_Task statement_:
Copy out each line of the material below that holds the string "Project".
===== Provided records
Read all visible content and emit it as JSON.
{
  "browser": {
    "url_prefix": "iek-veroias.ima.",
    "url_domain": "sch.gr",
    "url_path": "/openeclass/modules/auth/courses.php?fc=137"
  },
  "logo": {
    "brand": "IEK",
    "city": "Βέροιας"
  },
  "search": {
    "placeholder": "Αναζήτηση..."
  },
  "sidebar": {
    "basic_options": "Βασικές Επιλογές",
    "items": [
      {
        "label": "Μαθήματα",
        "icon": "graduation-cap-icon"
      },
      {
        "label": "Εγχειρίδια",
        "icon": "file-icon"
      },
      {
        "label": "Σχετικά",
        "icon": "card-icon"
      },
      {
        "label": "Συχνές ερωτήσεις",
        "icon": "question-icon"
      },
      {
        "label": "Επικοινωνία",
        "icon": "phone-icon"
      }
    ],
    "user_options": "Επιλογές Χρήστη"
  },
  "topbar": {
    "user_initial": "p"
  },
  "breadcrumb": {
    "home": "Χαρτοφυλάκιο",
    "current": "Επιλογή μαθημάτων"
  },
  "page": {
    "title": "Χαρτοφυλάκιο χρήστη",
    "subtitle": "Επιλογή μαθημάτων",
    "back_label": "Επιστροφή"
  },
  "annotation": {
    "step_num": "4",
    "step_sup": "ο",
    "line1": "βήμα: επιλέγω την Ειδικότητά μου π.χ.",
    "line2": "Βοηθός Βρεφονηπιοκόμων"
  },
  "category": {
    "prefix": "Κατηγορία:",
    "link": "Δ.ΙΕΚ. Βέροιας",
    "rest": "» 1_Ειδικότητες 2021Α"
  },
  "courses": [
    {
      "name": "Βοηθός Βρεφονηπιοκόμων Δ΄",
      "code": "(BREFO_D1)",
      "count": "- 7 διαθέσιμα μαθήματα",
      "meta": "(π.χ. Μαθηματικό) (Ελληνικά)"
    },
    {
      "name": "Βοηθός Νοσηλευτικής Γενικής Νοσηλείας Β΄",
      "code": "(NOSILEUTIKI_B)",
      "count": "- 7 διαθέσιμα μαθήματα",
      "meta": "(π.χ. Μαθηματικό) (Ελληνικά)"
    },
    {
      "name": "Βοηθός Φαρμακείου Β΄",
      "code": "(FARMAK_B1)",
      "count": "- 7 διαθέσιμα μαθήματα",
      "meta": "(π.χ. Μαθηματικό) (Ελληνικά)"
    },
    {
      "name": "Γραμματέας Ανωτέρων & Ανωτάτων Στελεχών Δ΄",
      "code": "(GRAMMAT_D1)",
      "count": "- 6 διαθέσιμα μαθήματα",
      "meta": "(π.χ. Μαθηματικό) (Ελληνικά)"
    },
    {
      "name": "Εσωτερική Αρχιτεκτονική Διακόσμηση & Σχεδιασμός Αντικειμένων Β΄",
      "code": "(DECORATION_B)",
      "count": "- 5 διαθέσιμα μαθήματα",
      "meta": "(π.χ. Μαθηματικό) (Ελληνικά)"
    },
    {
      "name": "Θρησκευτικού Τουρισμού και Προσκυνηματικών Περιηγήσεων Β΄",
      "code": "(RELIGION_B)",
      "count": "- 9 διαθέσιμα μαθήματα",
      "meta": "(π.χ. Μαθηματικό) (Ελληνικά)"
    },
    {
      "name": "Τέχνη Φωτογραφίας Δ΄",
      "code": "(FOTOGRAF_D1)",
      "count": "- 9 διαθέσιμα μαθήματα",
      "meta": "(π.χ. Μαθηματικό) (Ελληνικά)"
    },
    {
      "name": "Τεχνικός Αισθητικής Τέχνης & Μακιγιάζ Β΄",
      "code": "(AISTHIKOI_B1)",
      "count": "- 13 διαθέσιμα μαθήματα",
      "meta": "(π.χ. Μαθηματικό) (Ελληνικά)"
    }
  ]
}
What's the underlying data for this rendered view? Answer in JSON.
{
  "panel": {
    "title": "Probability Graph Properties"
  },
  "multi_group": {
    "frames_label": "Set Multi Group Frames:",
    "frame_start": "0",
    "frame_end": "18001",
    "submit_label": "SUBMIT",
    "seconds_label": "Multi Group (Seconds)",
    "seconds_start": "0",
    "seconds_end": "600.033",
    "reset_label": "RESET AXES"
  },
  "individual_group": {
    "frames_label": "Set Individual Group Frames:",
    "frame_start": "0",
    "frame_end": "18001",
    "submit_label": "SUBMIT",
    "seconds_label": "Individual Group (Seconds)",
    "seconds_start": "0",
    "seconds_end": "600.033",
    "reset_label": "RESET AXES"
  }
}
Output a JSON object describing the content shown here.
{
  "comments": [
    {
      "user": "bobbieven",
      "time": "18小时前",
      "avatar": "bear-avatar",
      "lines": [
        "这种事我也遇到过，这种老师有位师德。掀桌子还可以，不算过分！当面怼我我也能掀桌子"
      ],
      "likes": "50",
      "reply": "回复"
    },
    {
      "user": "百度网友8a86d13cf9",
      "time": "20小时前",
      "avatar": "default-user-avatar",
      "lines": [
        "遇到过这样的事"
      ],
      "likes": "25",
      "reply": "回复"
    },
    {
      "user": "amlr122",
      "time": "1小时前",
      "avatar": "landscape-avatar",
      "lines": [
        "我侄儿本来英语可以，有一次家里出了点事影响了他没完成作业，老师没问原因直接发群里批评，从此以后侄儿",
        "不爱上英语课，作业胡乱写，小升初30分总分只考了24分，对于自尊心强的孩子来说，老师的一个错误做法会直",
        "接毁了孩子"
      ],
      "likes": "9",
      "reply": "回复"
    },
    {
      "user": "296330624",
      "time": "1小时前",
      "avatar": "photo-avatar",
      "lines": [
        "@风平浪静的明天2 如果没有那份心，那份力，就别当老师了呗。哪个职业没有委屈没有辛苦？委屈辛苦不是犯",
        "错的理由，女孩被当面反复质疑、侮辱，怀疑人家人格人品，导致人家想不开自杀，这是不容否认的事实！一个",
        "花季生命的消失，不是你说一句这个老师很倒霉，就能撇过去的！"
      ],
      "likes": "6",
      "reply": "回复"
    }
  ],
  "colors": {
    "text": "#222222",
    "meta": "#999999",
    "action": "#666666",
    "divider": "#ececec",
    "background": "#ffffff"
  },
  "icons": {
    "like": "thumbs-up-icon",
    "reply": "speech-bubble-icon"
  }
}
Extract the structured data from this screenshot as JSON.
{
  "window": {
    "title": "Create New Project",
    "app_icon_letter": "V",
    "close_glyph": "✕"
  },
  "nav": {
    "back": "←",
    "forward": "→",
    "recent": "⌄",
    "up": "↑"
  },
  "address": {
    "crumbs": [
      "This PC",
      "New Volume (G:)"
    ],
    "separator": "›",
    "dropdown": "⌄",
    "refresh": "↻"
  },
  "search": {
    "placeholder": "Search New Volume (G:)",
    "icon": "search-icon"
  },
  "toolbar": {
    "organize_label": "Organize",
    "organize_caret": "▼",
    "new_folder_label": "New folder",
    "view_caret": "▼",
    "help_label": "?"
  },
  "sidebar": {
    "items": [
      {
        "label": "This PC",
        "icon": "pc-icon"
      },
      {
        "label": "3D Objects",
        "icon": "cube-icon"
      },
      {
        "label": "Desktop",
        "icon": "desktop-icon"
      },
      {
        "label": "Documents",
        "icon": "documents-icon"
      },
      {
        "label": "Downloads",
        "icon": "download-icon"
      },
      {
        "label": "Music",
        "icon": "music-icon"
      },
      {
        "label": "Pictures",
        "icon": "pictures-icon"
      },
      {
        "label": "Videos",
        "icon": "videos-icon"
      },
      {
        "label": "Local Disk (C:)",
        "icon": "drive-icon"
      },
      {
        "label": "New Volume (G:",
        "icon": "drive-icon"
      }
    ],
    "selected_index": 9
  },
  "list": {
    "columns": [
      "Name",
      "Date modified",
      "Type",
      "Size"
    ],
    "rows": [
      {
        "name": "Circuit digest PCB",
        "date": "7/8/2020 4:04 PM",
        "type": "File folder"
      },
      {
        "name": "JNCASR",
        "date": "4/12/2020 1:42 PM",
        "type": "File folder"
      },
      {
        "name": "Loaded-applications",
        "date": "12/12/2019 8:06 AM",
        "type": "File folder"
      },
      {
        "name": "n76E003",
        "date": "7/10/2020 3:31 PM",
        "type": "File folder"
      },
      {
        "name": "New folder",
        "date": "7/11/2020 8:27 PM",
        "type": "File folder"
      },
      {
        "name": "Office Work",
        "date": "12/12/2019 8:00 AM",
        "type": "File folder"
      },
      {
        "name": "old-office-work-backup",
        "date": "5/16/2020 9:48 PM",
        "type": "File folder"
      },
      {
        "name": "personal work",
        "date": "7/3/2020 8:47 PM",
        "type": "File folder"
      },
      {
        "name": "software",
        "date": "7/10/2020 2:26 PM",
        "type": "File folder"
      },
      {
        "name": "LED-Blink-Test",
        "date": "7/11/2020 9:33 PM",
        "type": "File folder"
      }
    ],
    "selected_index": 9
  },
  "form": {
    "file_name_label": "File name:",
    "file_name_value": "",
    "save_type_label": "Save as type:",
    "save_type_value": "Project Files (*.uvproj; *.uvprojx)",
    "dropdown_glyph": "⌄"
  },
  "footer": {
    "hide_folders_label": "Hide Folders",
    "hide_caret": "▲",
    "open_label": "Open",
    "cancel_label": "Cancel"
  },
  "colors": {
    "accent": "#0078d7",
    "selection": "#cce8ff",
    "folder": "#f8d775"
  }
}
==========
_Response below_:
    "title": "Create New Project",
    "save_type_value": "Project Files (*.uvproj; *.uvprojx)",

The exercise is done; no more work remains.